▶ **EXERCISE DETAILS**: Check each line of the records below and collect those holding "flights".

↓

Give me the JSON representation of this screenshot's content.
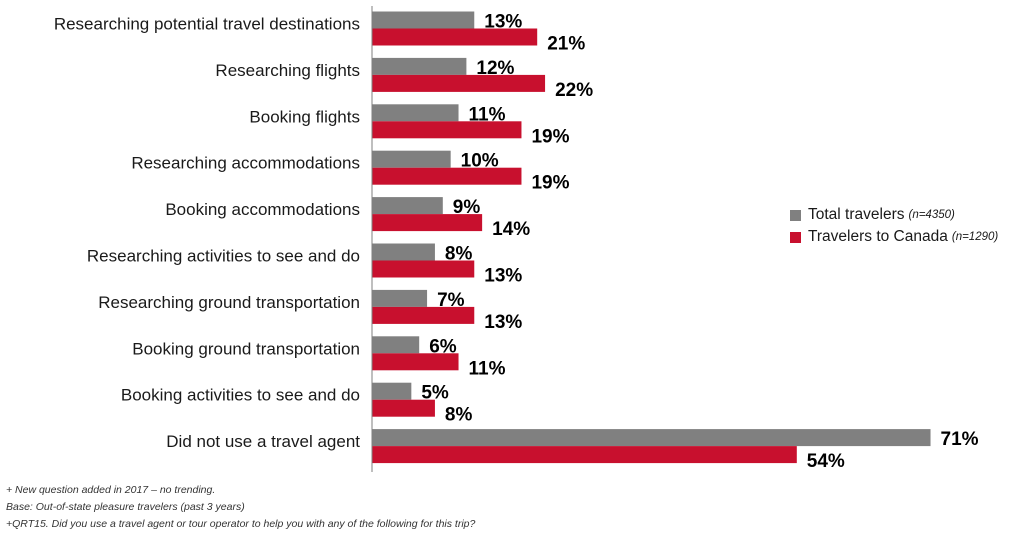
{
  "chart_data": {
    "type": "bar",
    "orientation": "horizontal",
    "categories": [
      "Researching potential travel destinations",
      "Researching flights",
      "Booking flights",
      "Researching accommodations",
      "Booking accommodations",
      "Researching activities to see and do",
      "Researching ground transportation",
      "Booking ground transportation",
      "Booking activities to see and do",
      "Did not use a travel agent"
    ],
    "series": [
      {
        "name": "Total travelers",
        "n_label": "(n=4350)",
        "color": "#808080",
        "values": [
          13,
          12,
          11,
          10,
          9,
          8,
          7,
          6,
          5,
          71
        ]
      },
      {
        "name": "Travelers to Canada",
        "n_label": "(n=1290)",
        "color": "#c8102e",
        "values": [
          21,
          22,
          19,
          19,
          14,
          13,
          13,
          11,
          8,
          54
        ]
      }
    ],
    "value_suffix": "%",
    "legend_position": "right",
    "grid": false
  },
  "footnotes": [
    "+ New question added in 2017 – no trending.",
    "Base: Out-of-state pleasure travelers (past 3 years)",
    "+QRT15. Did you use a travel agent or tour operator to help you with any of the following for this trip?"
  ]
}
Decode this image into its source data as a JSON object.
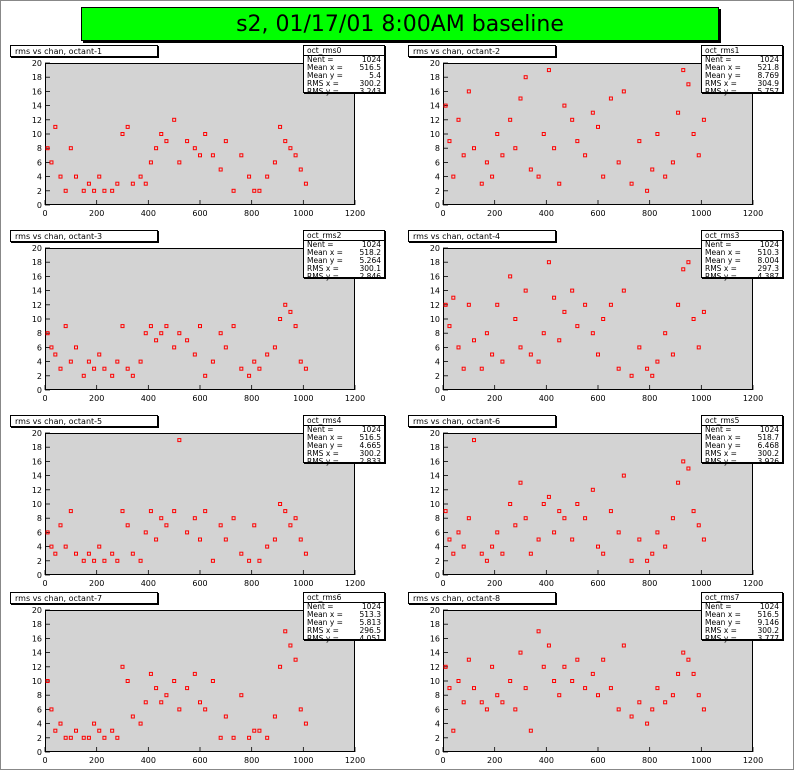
{
  "title": "s2, 01/17/01 8:00AM baseline",
  "colors": {
    "title_bg": "#00ff00",
    "frame_bg": "#d3d3d3",
    "marker": "#ff0000"
  },
  "chart_data": [
    {
      "type": "scatter",
      "title": "rms vs chan, octant-1",
      "xlim": [
        0,
        1200
      ],
      "ylim": [
        0,
        20
      ],
      "xticks": [
        0,
        200,
        400,
        600,
        800,
        1000,
        1200
      ],
      "yticks": [
        0,
        2,
        4,
        6,
        8,
        10,
        12,
        14,
        16,
        18,
        20
      ],
      "x": [
        10,
        25,
        40,
        60,
        80,
        100,
        120,
        150,
        170,
        190,
        210,
        230,
        260,
        280,
        300,
        320,
        340,
        370,
        390,
        410,
        430,
        450,
        470,
        500,
        520,
        550,
        580,
        600,
        620,
        650,
        680,
        700,
        730,
        760,
        790,
        810,
        830,
        860,
        890,
        910,
        930,
        950,
        970,
        990,
        1010
      ],
      "y": [
        8,
        6,
        11,
        4,
        2,
        8,
        4,
        2,
        3,
        2,
        4,
        2,
        2,
        3,
        10,
        11,
        3,
        4,
        3,
        6,
        8,
        10,
        9,
        12,
        6,
        9,
        8,
        7,
        10,
        7,
        5,
        9,
        2,
        7,
        4,
        2,
        2,
        4,
        6,
        11,
        9,
        8,
        7,
        5,
        3
      ],
      "stats": {
        "name": "oct_rms0",
        "entries": "1024",
        "mean_x": "516.5",
        "mean_y": "5.4",
        "rms_x": "300.2",
        "rms_y": "3.243"
      }
    },
    {
      "type": "scatter",
      "title": "rms vs chan, octant-2",
      "xlim": [
        0,
        1200
      ],
      "ylim": [
        0,
        20
      ],
      "xticks": [
        0,
        200,
        400,
        600,
        800,
        1000,
        1200
      ],
      "yticks": [
        0,
        2,
        4,
        6,
        8,
        10,
        12,
        14,
        16,
        18,
        20
      ],
      "x": [
        10,
        25,
        40,
        60,
        80,
        100,
        120,
        150,
        170,
        190,
        210,
        230,
        260,
        280,
        300,
        320,
        340,
        370,
        390,
        410,
        430,
        450,
        470,
        500,
        520,
        550,
        580,
        600,
        620,
        650,
        680,
        700,
        730,
        760,
        790,
        810,
        830,
        860,
        890,
        910,
        930,
        950,
        970,
        990,
        1010
      ],
      "y": [
        14,
        9,
        4,
        12,
        7,
        16,
        8,
        3,
        6,
        4,
        10,
        7,
        12,
        8,
        15,
        18,
        5,
        4,
        10,
        19,
        8,
        3,
        14,
        12,
        9,
        7,
        13,
        11,
        4,
        15,
        6,
        16,
        3,
        9,
        2,
        5,
        10,
        4,
        6,
        13,
        19,
        17,
        10,
        7,
        12
      ],
      "stats": {
        "name": "oct_rms1",
        "entries": "1024",
        "mean_x": "521.8",
        "mean_y": "8.769",
        "rms_x": "304.9",
        "rms_y": "5.757"
      }
    },
    {
      "type": "scatter",
      "title": "rms vs chan, octant-3",
      "xlim": [
        0,
        1200
      ],
      "ylim": [
        0,
        20
      ],
      "xticks": [
        0,
        200,
        400,
        600,
        800,
        1000,
        1200
      ],
      "yticks": [
        0,
        2,
        4,
        6,
        8,
        10,
        12,
        14,
        16,
        18,
        20
      ],
      "x": [
        10,
        25,
        40,
        60,
        80,
        100,
        120,
        150,
        170,
        190,
        210,
        230,
        260,
        280,
        300,
        320,
        340,
        370,
        390,
        410,
        430,
        450,
        470,
        500,
        520,
        550,
        580,
        600,
        620,
        650,
        680,
        700,
        730,
        760,
        790,
        810,
        830,
        860,
        890,
        910,
        930,
        950,
        970,
        990,
        1010
      ],
      "y": [
        8,
        6,
        5,
        3,
        9,
        4,
        6,
        2,
        4,
        3,
        5,
        3,
        2,
        4,
        9,
        3,
        2,
        4,
        8,
        9,
        7,
        8,
        9,
        6,
        8,
        7,
        5,
        9,
        2,
        4,
        8,
        6,
        9,
        3,
        2,
        4,
        3,
        5,
        6,
        10,
        12,
        11,
        9,
        4,
        3
      ],
      "stats": {
        "name": "oct_rms2",
        "entries": "1024",
        "mean_x": "518.2",
        "mean_y": "5.264",
        "rms_x": "300.1",
        "rms_y": "2.846"
      }
    },
    {
      "type": "scatter",
      "title": "rms vs chan, octant-4",
      "xlim": [
        0,
        1200
      ],
      "ylim": [
        0,
        20
      ],
      "xticks": [
        0,
        200,
        400,
        600,
        800,
        1000,
        1200
      ],
      "yticks": [
        0,
        2,
        4,
        6,
        8,
        10,
        12,
        14,
        16,
        18,
        20
      ],
      "x": [
        10,
        25,
        40,
        60,
        80,
        100,
        120,
        150,
        170,
        190,
        210,
        230,
        260,
        280,
        300,
        320,
        340,
        370,
        390,
        410,
        430,
        450,
        470,
        500,
        520,
        550,
        580,
        600,
        620,
        650,
        680,
        700,
        730,
        760,
        790,
        810,
        830,
        860,
        890,
        910,
        930,
        950,
        970,
        990,
        1010
      ],
      "y": [
        12,
        9,
        13,
        6,
        3,
        12,
        7,
        3,
        8,
        5,
        12,
        4,
        16,
        10,
        6,
        14,
        5,
        4,
        8,
        18,
        13,
        7,
        11,
        14,
        9,
        12,
        8,
        5,
        10,
        12,
        3,
        14,
        2,
        6,
        3,
        2,
        4,
        8,
        5,
        12,
        17,
        18,
        10,
        6,
        11
      ],
      "stats": {
        "name": "oct_rms3",
        "entries": "1024",
        "mean_x": "510.3",
        "mean_y": "8.004",
        "rms_x": "297.3",
        "rms_y": "4.387"
      }
    },
    {
      "type": "scatter",
      "title": "rms vs chan, octant-5",
      "xlim": [
        0,
        1200
      ],
      "ylim": [
        0,
        20
      ],
      "xticks": [
        0,
        200,
        400,
        600,
        800,
        1000,
        1200
      ],
      "yticks": [
        0,
        2,
        4,
        6,
        8,
        10,
        12,
        14,
        16,
        18,
        20
      ],
      "x": [
        10,
        25,
        40,
        60,
        80,
        100,
        120,
        150,
        170,
        190,
        210,
        230,
        260,
        280,
        300,
        320,
        340,
        370,
        390,
        410,
        430,
        450,
        470,
        500,
        520,
        550,
        580,
        600,
        620,
        650,
        680,
        700,
        730,
        760,
        790,
        810,
        830,
        860,
        890,
        910,
        930,
        950,
        970,
        990,
        1010
      ],
      "y": [
        6,
        4,
        3,
        7,
        4,
        9,
        3,
        2,
        3,
        2,
        4,
        2,
        3,
        2,
        9,
        7,
        3,
        2,
        6,
        9,
        5,
        8,
        7,
        9,
        19,
        6,
        8,
        5,
        9,
        2,
        7,
        5,
        8,
        3,
        2,
        7,
        2,
        4,
        5,
        10,
        9,
        7,
        8,
        5,
        3
      ],
      "stats": {
        "name": "oct_rms4",
        "entries": "1024",
        "mean_x": "516.5",
        "mean_y": "4.665",
        "rms_x": "300.2",
        "rms_y": "2.833"
      }
    },
    {
      "type": "scatter",
      "title": "rms vs chan, octant-6",
      "xlim": [
        0,
        1200
      ],
      "ylim": [
        0,
        20
      ],
      "xticks": [
        0,
        200,
        400,
        600,
        800,
        1000,
        1200
      ],
      "yticks": [
        0,
        2,
        4,
        6,
        8,
        10,
        12,
        14,
        16,
        18,
        20
      ],
      "x": [
        10,
        25,
        40,
        60,
        80,
        100,
        120,
        150,
        170,
        190,
        210,
        230,
        260,
        280,
        300,
        320,
        340,
        370,
        390,
        410,
        430,
        450,
        470,
        500,
        520,
        550,
        580,
        600,
        620,
        650,
        680,
        700,
        730,
        760,
        790,
        810,
        830,
        860,
        890,
        910,
        930,
        950,
        970,
        990,
        1010
      ],
      "y": [
        9,
        5,
        3,
        6,
        4,
        8,
        19,
        3,
        2,
        4,
        6,
        3,
        10,
        7,
        13,
        8,
        3,
        5,
        10,
        11,
        6,
        9,
        8,
        5,
        10,
        8,
        12,
        4,
        3,
        9,
        6,
        14,
        2,
        5,
        2,
        3,
        6,
        4,
        8,
        13,
        16,
        15,
        9,
        7,
        5
      ],
      "stats": {
        "name": "oct_rms5",
        "entries": "1024",
        "mean_x": "518.7",
        "mean_y": "6.468",
        "rms_x": "300.2",
        "rms_y": "3.926"
      }
    },
    {
      "type": "scatter",
      "title": "rms vs chan, octant-7",
      "xlim": [
        0,
        1200
      ],
      "ylim": [
        0,
        20
      ],
      "xticks": [
        0,
        200,
        400,
        600,
        800,
        1000,
        1200
      ],
      "yticks": [
        0,
        2,
        4,
        6,
        8,
        10,
        12,
        14,
        16,
        18,
        20
      ],
      "x": [
        10,
        25,
        40,
        60,
        80,
        100,
        120,
        150,
        170,
        190,
        210,
        230,
        260,
        280,
        300,
        320,
        340,
        370,
        390,
        410,
        430,
        450,
        470,
        500,
        520,
        550,
        580,
        600,
        620,
        650,
        680,
        700,
        730,
        760,
        790,
        810,
        830,
        860,
        890,
        910,
        930,
        950,
        970,
        990,
        1010
      ],
      "y": [
        10,
        6,
        3,
        4,
        2,
        2,
        3,
        2,
        2,
        4,
        3,
        2,
        3,
        2,
        12,
        10,
        5,
        4,
        7,
        11,
        9,
        7,
        8,
        10,
        6,
        9,
        11,
        7,
        6,
        10,
        2,
        5,
        2,
        8,
        2,
        3,
        3,
        2,
        5,
        12,
        17,
        15,
        13,
        6,
        4
      ],
      "stats": {
        "name": "oct_rms6",
        "entries": "1024",
        "mean_x": "513.3",
        "mean_y": "5.813",
        "rms_x": "296.5",
        "rms_y": "4.051"
      }
    },
    {
      "type": "scatter",
      "title": "rms vs chan, octant-8",
      "xlim": [
        0,
        1200
      ],
      "ylim": [
        0,
        20
      ],
      "xticks": [
        0,
        200,
        400,
        600,
        800,
        1000,
        1200
      ],
      "yticks": [
        0,
        2,
        4,
        6,
        8,
        10,
        12,
        14,
        16,
        18,
        20
      ],
      "x": [
        10,
        25,
        40,
        60,
        80,
        100,
        120,
        150,
        170,
        190,
        210,
        230,
        260,
        280,
        300,
        320,
        340,
        370,
        390,
        410,
        430,
        450,
        470,
        500,
        520,
        550,
        580,
        600,
        620,
        650,
        680,
        700,
        730,
        760,
        790,
        810,
        830,
        860,
        890,
        910,
        930,
        950,
        970,
        990,
        1010
      ],
      "y": [
        12,
        9,
        3,
        10,
        7,
        13,
        9,
        7,
        6,
        12,
        8,
        7,
        10,
        6,
        14,
        9,
        3,
        17,
        12,
        15,
        10,
        8,
        12,
        10,
        13,
        9,
        11,
        8,
        13,
        9,
        6,
        15,
        5,
        7,
        4,
        6,
        9,
        7,
        8,
        11,
        14,
        13,
        11,
        8,
        6
      ],
      "stats": {
        "name": "oct_rms7",
        "entries": "1024",
        "mean_x": "516.5",
        "mean_y": "9.146",
        "rms_x": "300.2",
        "rms_y": "3.777"
      }
    }
  ]
}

↑

▶ **RESPONSE FOR THIS EXERCISE**:
      "Researching flights",
      "Booking flights",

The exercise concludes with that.